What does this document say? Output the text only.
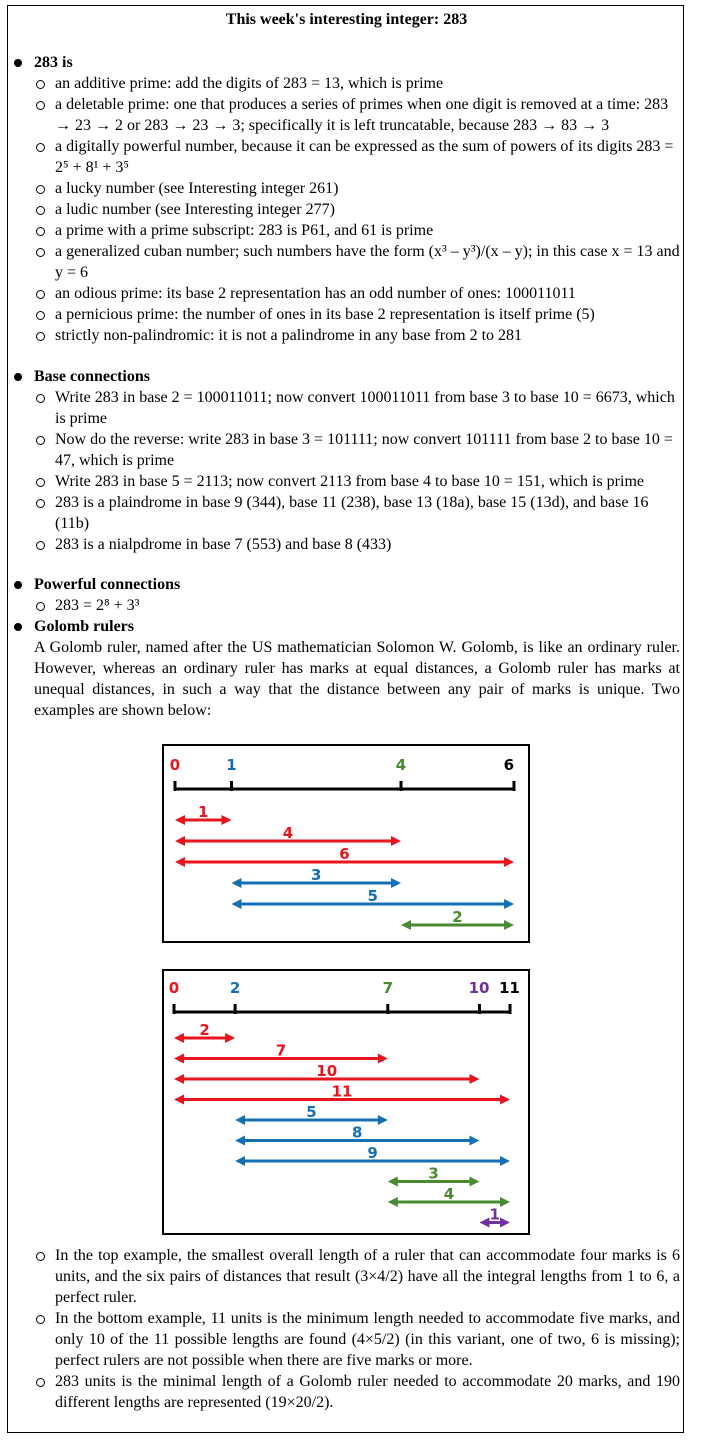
This week's interesting integer: 283
283 is
an additive prime: add the digits of 283 = 13, which is prime
a deletable prime: one that produces a series of primes when one digit is removed at a time: 283 → 23 → 2 or 283 → 23 → 3; specifically it is left truncatable, because 283 → 83 → 3
a digitally powerful number, because it can be expressed as the sum of powers of its digits 283 = 2⁵ + 8¹ + 3⁵
a lucky number (see Interesting integer 261)
a ludic number (see Interesting integer 277)
a prime with a prime subscript: 283 is P61, and 61 is prime
a generalized cuban number; such numbers have the form (x³ – y³)/(x – y); in this case x = 13 and y = 6
an odious prime: its base 2 representation has an odd number of ones: 100011011
a pernicious prime: the number of ones in its base 2 representation is itself prime (5)
strictly non-palindromic: it is not a palindrome in any base from 2 to 281
Base connections
Write 283 in base 2 = 100011011; now convert 100011011 from base 3 to base 10 = 6673, which is prime
Now do the reverse: write 283 in base 3 = 101111; now convert 101111 from base 2 to base 10 = 47, which is prime
Write 283 in base 5 = 2113; now convert 2113 from base 4 to base 10 = 151, which is prime
283 is a plaindrome in base 9 (344), base 11 (238), base 13 (18a), base 15 (13d), and base 16 (11b)
283 is a nialpdrome in base 7 (553) and base 8 (433)
Powerful connections
283 = 2⁸ + 3³
Golomb rulers
A Golomb ruler, named after the US mathematician Solomon W. Golomb, is like an ordinary ruler. However, whereas an ordinary ruler has marks at equal distances, a Golomb ruler has marks at unequal distances, in such a way that the distance between any pair of marks is unique. Two examples are shown below:
0	1	4	6
1
4
6
3
5
2
0	2	7	10 11
2
7
10
11
5
8
9
3
4
1
In the top example, the smallest overall length of a ruler that can accommodate four marks is 6 units, and the six pairs of distances that result (3×4/2) have all the integral lengths from 1 to 6, a perfect ruler.
In the bottom example, 11 units is the minimum length needed to accommodate five marks, and only 10 of the 11 possible lengths are found (4×5/2) (in this variant, one of two, 6 is missing); perfect rulers are not possible when there are five marks or more.
283 units is the minimal length of a Golomb ruler needed to accommodate 20 marks, and 190 different lengths are represented (19×20/2).
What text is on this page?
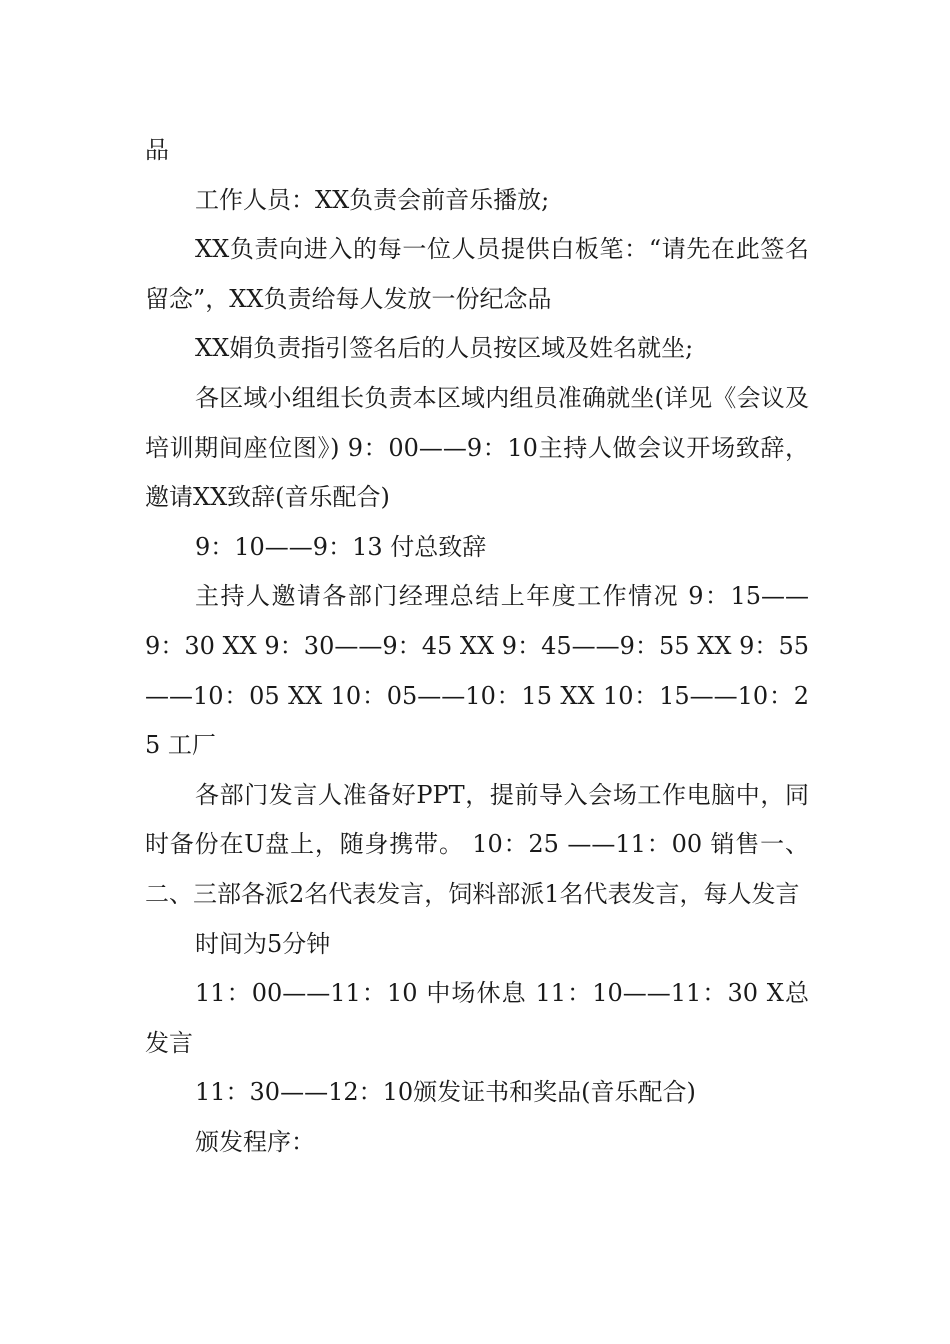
品

工作人员：XX负责会前音乐播放;

XX负责向进入的每一位人员提供白板笔：“请先在此签名留念”，XX负责给每人发放一份纪念品

XX娟负责指引签名后的人员按区域及姓名就坐;

各区域小组组长负责本区域内组员准确就坐(详见《会议及培训期间座位图》) 9：00——9：10主持人做会议开场致辞，邀请XX致辞(音乐配合)

9：10——9：13 付总致辞

主持人邀请各部门经理总结上年度工作情况 9：15——9：30 XX 9：30——9：45 XX 9：45——9：55 XX 9：55——10：05 XX 10：05——10：15 XX 10：15——10：25 工厂

各部门发言人准备好PPT，提前导入会场工作电脑中，同时备份在U盘上，随身携带。 10：25 ——11：00 销售一、二、三部各派2名代表发言，饲料部派1名代表发言，每人发言

时间为5分钟

11：00——11：10 中场休息 11：10——11：30 X总发言

11：30——12：10颁发证书和奖品(音乐配合)

颁发程序：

★ ★ ★ ★

[EXERCISE TASK]: Retype the line containing "What text is on this page?" and all lines after it through the end of the material, exactly and only those, leaving out pictures.

[EXERCISE OUTPUT]:
What text is on this page?
品

工作人员：XX负责会前音乐播放;

XX负责向进入的每一位人员提供白板笔：“请先在此签名留念”，XX负责给每人发放一份纪念品

XX娟负责指引签名后的人员按区域及姓名就坐;

各区域小组组长负责本区域内组员准确就坐(详见《会议及培训期间座位图》) 9：00——9：10主持人做会议开场致辞，邀请XX致辞(音乐配合)

9：10——9：13 付总致辞

主持人邀请各部门经理总结上年度工作情况 9：15——9：30 XX 9：30——9：45 XX 9：45——9：55 XX 9：55——10：05 XX 10：05——10：15 XX 10：15——10：25 工厂

各部门发言人准备好PPT，提前导入会场工作电脑中，同时备份在U盘上，随身携带。 10：25 ——11：00 销售一、二、三部各派2名代表发言，饲料部派1名代表发言，每人发言

时间为5分钟

11：00——11：10 中场休息 11：10——11：30 X总发言

11：30——12：10颁发证书和奖品(音乐配合)

颁发程序：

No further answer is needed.